* _RECORDED INFORMATION_:
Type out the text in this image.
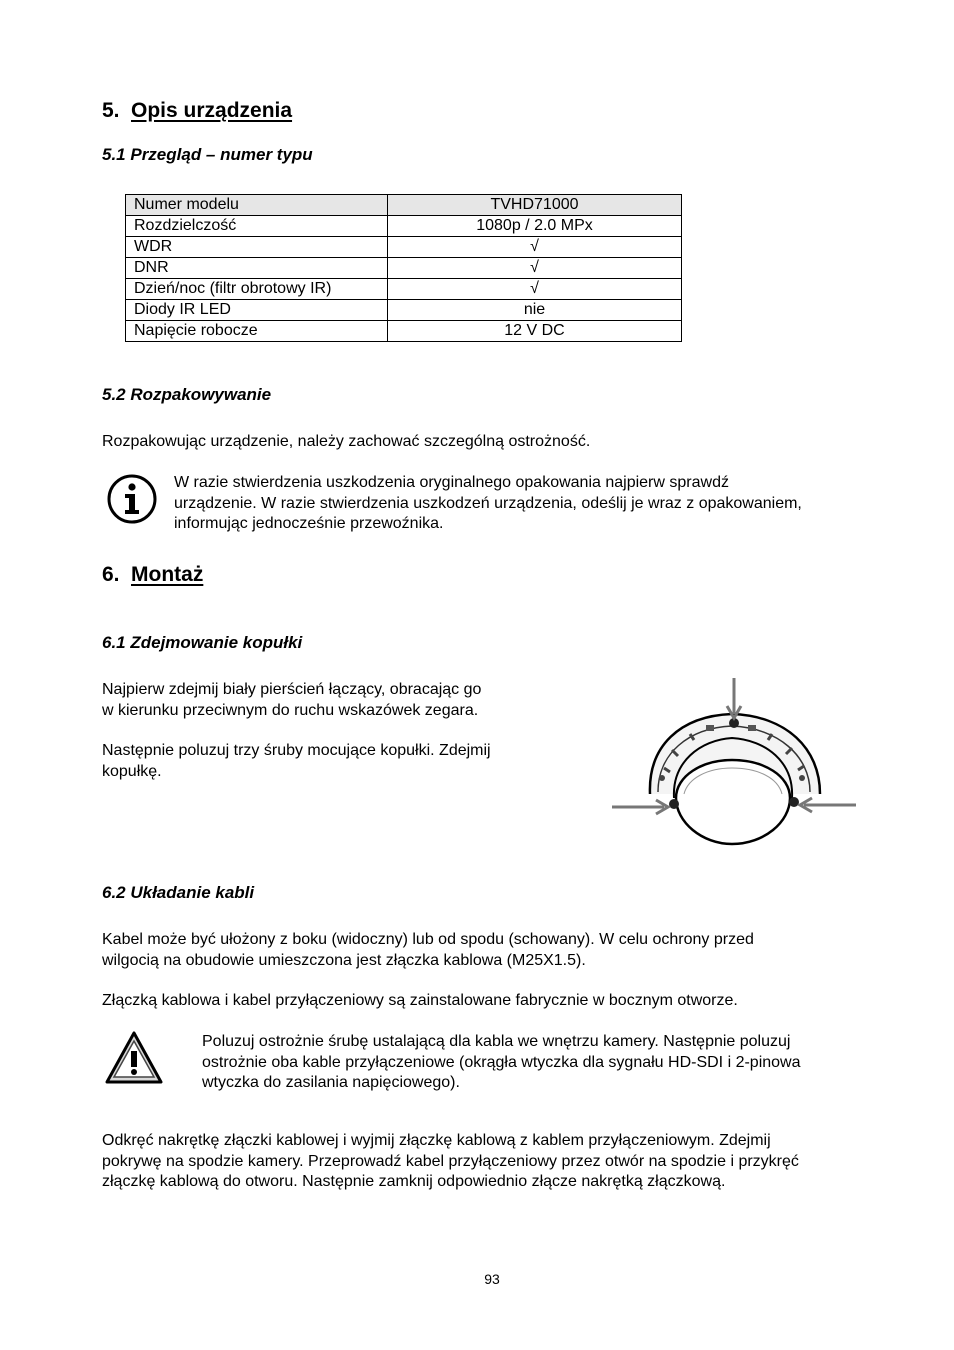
5. Opis urządzenia
5.1 Przegląd – numer typu
Numer modelu	TVHD71000
Rozdzielczość	1080p / 2.0 MPx
WDR	√
DNR	√
Dzień/noc (filtr obrotowy IR)	√
Diody IR LED	nie
Napięcie robocze	12 V DC
5.2 Rozpakowywanie
Rozpakowując urządzenie, należy zachować szczególną ostrożność.
W razie stwierdzenia uszkodzenia oryginalnego opakowania najpierw sprawdź
urządzenie. W razie stwierdzenia uszkodzeń urządzenia, odeślij je wraz z opakowaniem,
informując jednocześnie przewoźnika.
6. Montaż
6.1 Zdejmowanie kopułki
Najpierw zdejmij biały pierścień łączący, obracając go
w kierunku przeciwnym do ruchu wskazówek zegara.
Następnie poluzuj trzy śruby mocujące kopułki. Zdejmij
kopułkę.
6.2 Układanie kabli
Kabel może być ułożony z boku (widoczny) lub od spodu (schowany). W celu ochrony przed
wilgocią na obudowie umieszczona jest złączka kablowa (M25X1.5).
Złączką kablowa i kabel przyłączeniowy są zainstalowane fabrycznie w bocznym otworze.
Poluzuj ostrożnie śrubę ustalającą dla kabla we wnętrzu kamery. Następnie poluzuj
ostrożnie oba kable przyłączeniowe (okrągła wtyczka dla sygnału HD-SDI i 2-pinowa
wtyczka do zasilania napięciowego).
Odkręć nakrętkę złączki kablowej i wyjmij złączkę kablową z kablem przyłączeniowym. Zdejmij
pokrywę na spodzie kamery. Przeprowadź kabel przyłączeniowy przez otwór na spodzie i przykręć
złączkę kablową do otworu. Następnie zamknij odpowiednio złącze nakrętką złączkową.
93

* _AIM OF THE TASK_: Every record above should come back exactly, but without its pictures.

* _WRITTEN RESPONSE_:
Type out the text in this image.
5. Opis urządzenia
5.1 Przegląd – numer typu
Numer modelu	TVHD71000
Rozdzielczość	1080p / 2.0 MPx
WDR	√
DNR	√
Dzień/noc (filtr obrotowy IR)	√
Diody IR LED	nie
Napięcie robocze	12 V DC
5.2 Rozpakowywanie
Rozpakowując urządzenie, należy zachować szczególną ostrożność.
W razie stwierdzenia uszkodzenia oryginalnego opakowania najpierw sprawdź
urządzenie. W razie stwierdzenia uszkodzeń urządzenia, odeślij je wraz z opakowaniem,
informując jednocześnie przewoźnika.
6. Montaż
6.1 Zdejmowanie kopułki
Najpierw zdejmij biały pierścień łączący, obracając go
w kierunku przeciwnym do ruchu wskazówek zegara.
Następnie poluzuj trzy śruby mocujące kopułki. Zdejmij
kopułkę.
6.2 Układanie kabli
Kabel może być ułożony z boku (widoczny) lub od spodu (schowany). W celu ochrony przed
wilgocią na obudowie umieszczona jest złączka kablowa (M25X1.5).
Złączką kablowa i kabel przyłączeniowy są zainstalowane fabrycznie w bocznym otworze.
Poluzuj ostrożnie śrubę ustalającą dla kabla we wnętrzu kamery. Następnie poluzuj
ostrożnie oba kable przyłączeniowe (okrągła wtyczka dla sygnału HD-SDI i 2-pinowa
wtyczka do zasilania napięciowego).
Odkręć nakrętkę złączki kablowej i wyjmij złączkę kablową z kablem przyłączeniowym. Zdejmij
pokrywę na spodzie kamery. Przeprowadź kabel przyłączeniowy przez otwór na spodzie i przykręć
złączkę kablową do otworu. Następnie zamknij odpowiednio złącze nakrętką złączkową.
93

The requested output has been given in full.